_Set problem_
Please copy all the lines that follow, word for word.

(Data records)
=====

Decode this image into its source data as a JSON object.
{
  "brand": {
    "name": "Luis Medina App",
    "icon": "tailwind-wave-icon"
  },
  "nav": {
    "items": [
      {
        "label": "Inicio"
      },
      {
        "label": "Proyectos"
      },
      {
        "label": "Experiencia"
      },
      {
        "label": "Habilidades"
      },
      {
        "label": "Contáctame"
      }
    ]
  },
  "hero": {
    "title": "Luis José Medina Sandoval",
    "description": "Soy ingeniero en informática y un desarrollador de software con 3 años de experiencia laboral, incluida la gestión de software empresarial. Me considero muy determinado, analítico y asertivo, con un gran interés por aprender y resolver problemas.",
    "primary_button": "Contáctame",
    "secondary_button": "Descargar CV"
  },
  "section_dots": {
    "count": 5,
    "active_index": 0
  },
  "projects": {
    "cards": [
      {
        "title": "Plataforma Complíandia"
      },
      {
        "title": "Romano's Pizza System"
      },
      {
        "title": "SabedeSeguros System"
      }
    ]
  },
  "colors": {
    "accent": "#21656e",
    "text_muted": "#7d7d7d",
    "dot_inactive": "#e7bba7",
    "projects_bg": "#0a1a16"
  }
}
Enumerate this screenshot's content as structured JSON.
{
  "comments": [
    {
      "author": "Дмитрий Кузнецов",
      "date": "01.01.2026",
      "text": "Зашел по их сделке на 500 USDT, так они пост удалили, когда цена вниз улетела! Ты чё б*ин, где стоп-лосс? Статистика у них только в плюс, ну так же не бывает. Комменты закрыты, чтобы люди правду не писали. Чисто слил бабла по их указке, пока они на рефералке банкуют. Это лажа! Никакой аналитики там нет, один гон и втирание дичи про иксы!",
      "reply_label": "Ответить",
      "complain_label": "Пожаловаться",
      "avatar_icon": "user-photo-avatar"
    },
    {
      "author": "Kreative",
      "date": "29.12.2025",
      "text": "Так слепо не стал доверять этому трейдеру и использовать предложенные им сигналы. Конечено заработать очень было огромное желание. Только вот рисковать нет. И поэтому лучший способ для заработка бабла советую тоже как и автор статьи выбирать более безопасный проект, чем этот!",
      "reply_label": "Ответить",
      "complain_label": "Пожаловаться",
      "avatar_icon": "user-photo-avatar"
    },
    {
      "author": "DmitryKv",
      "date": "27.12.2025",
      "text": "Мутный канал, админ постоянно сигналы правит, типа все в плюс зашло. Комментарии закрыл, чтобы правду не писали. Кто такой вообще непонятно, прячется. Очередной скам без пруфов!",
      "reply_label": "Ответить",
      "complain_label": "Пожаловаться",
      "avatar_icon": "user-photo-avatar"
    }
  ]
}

=====

_The output_
Decode this image into its source data as a JSON object.
{
  "brand": {
    "name": "Luis Medina App",
    "icon": "tailwind-wave-icon"
  },
  "nav": {
    "items": [
      {
        "label": "Inicio"
      },
      {
        "label": "Proyectos"
      },
      {
        "label": "Experiencia"
      },
      {
        "label": "Habilidades"
      },
      {
        "label": "Contáctame"
      }
    ]
  },
  "hero": {
    "title": "Luis José Medina Sandoval",
    "description": "Soy ingeniero en informática y un desarrollador de software con 3 años de experiencia laboral, incluida la gestión de software empresarial. Me considero muy determinado, analítico y asertivo, con un gran interés por aprender y resolver problemas.",
    "primary_button": "Contáctame",
    "secondary_button": "Descargar CV"
  },
  "section_dots": {
    "count": 5,
    "active_index": 0
  },
  "projects": {
    "cards": [
      {
        "title": "Plataforma Complíandia"
      },
      {
        "title": "Romano's Pizza System"
      },
      {
        "title": "SabedeSeguros System"
      }
    ]
  },
  "colors": {
    "accent": "#21656e",
    "text_muted": "#7d7d7d",
    "dot_inactive": "#e7bba7",
    "projects_bg": "#0a1a16"
  }
}
Enumerate this screenshot's content as structured JSON.
{
  "comments": [
    {
      "author": "Дмитрий Кузнецов",
      "date": "01.01.2026",
      "text": "Зашел по их сделке на 500 USDT, так они пост удалили, когда цена вниз улетела! Ты чё б*ин, где стоп-лосс? Статистика у них только в плюс, ну так же не бывает. Комменты закрыты, чтобы люди правду не писали. Чисто слил бабла по их указке, пока они на рефералке банкуют. Это лажа! Никакой аналитики там нет, один гон и втирание дичи про иксы!",
      "reply_label": "Ответить",
      "complain_label": "Пожаловаться",
      "avatar_icon": "user-photo-avatar"
    },
    {
      "author": "Kreative",
      "date": "29.12.2025",
      "text": "Так слепо не стал доверять этому трейдеру и использовать предложенные им сигналы. Конечено заработать очень было огромное желание. Только вот рисковать нет. И поэтому лучший способ для заработка бабла советую тоже как и автор статьи выбирать более безопасный проект, чем этот!",
      "reply_label": "Ответить",
      "complain_label": "Пожаловаться",
      "avatar_icon": "user-photo-avatar"
    },
    {
      "author": "DmitryKv",
      "date": "27.12.2025",
      "text": "Мутный канал, админ постоянно сигналы правит, типа все в плюс зашло. Комментарии закрыл, чтобы правду не писали. Кто такой вообще непонятно, прячется. Очередной скам без пруфов!",
      "reply_label": "Ответить",
      "complain_label": "Пожаловаться",
      "avatar_icon": "user-photo-avatar"
    }
  ]
}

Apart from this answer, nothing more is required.